*YOUR INSTRUCTIONS:*
Give the entries from the first line through the line containing "browser-url-bar[interactable]: syai.ru bbox=[0, 962, 472, 1024]", inclusive, as a Markdown table. Use a "Row" column for the row number and a "Line" column for the line, and leave out blank lines.

--- Start of DATA ROWS ---

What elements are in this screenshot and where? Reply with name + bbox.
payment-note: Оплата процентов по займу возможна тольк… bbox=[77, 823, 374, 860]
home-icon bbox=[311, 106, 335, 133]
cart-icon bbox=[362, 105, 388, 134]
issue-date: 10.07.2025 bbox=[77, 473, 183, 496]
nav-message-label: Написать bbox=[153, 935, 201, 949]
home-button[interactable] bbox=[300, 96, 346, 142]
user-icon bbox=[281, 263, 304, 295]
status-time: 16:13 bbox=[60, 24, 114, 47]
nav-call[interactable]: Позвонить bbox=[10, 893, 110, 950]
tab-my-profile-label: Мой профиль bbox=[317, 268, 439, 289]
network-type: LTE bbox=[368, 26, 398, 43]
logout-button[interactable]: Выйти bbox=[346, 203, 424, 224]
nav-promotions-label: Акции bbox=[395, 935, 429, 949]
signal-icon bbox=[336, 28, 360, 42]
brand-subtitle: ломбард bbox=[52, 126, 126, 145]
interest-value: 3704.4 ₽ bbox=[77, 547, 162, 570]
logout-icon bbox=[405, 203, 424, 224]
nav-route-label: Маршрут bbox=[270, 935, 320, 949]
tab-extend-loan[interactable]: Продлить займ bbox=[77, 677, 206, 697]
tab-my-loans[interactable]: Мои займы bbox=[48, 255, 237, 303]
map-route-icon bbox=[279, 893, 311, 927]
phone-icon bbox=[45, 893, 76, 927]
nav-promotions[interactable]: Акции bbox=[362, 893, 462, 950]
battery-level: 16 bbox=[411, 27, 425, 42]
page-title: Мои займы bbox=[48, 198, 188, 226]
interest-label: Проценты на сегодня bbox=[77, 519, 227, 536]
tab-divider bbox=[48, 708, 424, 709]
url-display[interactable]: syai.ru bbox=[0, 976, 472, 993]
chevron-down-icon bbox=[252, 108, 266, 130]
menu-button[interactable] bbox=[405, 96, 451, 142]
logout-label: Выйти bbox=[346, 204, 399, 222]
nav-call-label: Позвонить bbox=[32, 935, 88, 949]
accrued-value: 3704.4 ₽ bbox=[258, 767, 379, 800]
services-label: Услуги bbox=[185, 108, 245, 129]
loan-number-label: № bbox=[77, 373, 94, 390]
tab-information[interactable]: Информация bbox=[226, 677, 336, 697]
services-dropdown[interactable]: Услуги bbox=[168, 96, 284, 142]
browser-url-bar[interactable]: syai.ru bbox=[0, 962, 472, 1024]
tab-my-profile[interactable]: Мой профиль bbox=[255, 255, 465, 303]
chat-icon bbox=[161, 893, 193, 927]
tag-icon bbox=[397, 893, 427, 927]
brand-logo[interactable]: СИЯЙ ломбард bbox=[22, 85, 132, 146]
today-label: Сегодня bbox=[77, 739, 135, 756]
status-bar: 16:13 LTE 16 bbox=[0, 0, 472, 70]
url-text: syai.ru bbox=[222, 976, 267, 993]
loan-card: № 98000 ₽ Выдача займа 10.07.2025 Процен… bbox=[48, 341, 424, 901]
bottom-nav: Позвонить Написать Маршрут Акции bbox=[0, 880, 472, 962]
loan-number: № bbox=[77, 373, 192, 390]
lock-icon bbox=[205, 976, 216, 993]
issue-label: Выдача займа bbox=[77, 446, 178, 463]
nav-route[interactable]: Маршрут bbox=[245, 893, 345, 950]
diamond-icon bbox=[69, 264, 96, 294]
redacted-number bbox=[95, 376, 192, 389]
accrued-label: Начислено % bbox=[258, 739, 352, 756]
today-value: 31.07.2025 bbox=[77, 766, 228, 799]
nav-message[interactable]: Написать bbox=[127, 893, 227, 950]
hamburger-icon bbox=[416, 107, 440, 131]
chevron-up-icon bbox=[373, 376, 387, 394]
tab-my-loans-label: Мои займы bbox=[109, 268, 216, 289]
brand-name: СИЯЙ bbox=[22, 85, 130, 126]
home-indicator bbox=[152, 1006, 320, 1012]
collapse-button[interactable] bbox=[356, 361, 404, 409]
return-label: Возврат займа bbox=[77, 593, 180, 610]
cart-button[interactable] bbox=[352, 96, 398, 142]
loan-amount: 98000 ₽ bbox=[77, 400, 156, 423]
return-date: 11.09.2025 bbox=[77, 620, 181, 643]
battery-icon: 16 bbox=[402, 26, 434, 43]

--- End of DATA ROWS ---

*ANSWER TO THE TASK:*
| Row | Line |
|---|---|
| 1 | What elements are in this screenshot and where? Reply with name + bbox. |
| 2 | payment-note: Оплата процентов по займу возможна тольк… bbox=[77, 823, 374, 860] |
| 3 | home-icon bbox=[311, 106, 335, 133] |
| 4 | cart-icon bbox=[362, 105, 388, 134] |
| 5 | issue-date: 10.07.2025 bbox=[77, 473, 183, 496] |
| 6 | nav-message-label: Написать bbox=[153, 935, 201, 949] |
| 7 | home-button[interactable] bbox=[300, 96, 346, 142] |
| 8 | user-icon bbox=[281, 263, 304, 295] |
| 9 | status-time: 16:13 bbox=[60, 24, 114, 47] |
| 10 | nav-call[interactable]: Позвонить bbox=[10, 893, 110, 950] |
| 11 | tab-my-profile-label: Мой профиль bbox=[317, 268, 439, 289] |
| 12 | network-type: LTE bbox=[368, 26, 398, 43] |
| 13 | logout-button[interactable]: Выйти bbox=[346, 203, 424, 224] |
| 14 | nav-promotions-label: Акции bbox=[395, 935, 429, 949] |
| 15 | signal-icon bbox=[336, 28, 360, 42] |
| 16 | brand-subtitle: ломбард bbox=[52, 126, 126, 145] |
| 17 | interest-value: 3704.4 ₽ bbox=[77, 547, 162, 570] |
| 18 | logout-icon bbox=[405, 203, 424, 224] |
| 19 | nav-route-label: Маршрут bbox=[270, 935, 320, 949] |
| 20 | tab-extend-loan[interactable]: Продлить займ bbox=[77, 677, 206, 697] |
| 21 | tab-my-loans[interactable]: Мои займы bbox=[48, 255, 237, 303] |
| 22 | map-route-icon bbox=[279, 893, 311, 927] |
| 23 | phone-icon bbox=[45, 893, 76, 927] |
| 24 | nav-promotions[interactable]: Акции bbox=[362, 893, 462, 950] |
| 25 | battery-level: 16 bbox=[411, 27, 425, 42] |
| 26 | page-title: Мои займы bbox=[48, 198, 188, 226] |
| 27 | interest-label: Проценты на сегодня bbox=[77, 519, 227, 536] |
| 28 | tab-divider bbox=[48, 708, 424, 709] |
| 29 | url-display[interactable]: syai.ru bbox=[0, 976, 472, 993] |
| 30 | chevron-down-icon bbox=[252, 108, 266, 130] |
| 31 | menu-button[interactable] bbox=[405, 96, 451, 142] |
| 32 | logout-label: Выйти bbox=[346, 204, 399, 222] |
| 33 | nav-call-label: Позвонить bbox=[32, 935, 88, 949] |
| 34 | accrued-value: 3704.4 ₽ bbox=[258, 767, 379, 800] |
| 35 | services-label: Услуги bbox=[185, 108, 245, 129] |
| 36 | loan-number-label: № bbox=[77, 373, 94, 390] |
| 37 | tab-information[interactable]: Информация bbox=[226, 677, 336, 697] |
| 38 | services-dropdown[interactable]: Услуги bbox=[168, 96, 284, 142] |
| 39 | browser-url-bar[interactable]: syai.ru bbox=[0, 962, 472, 1024] |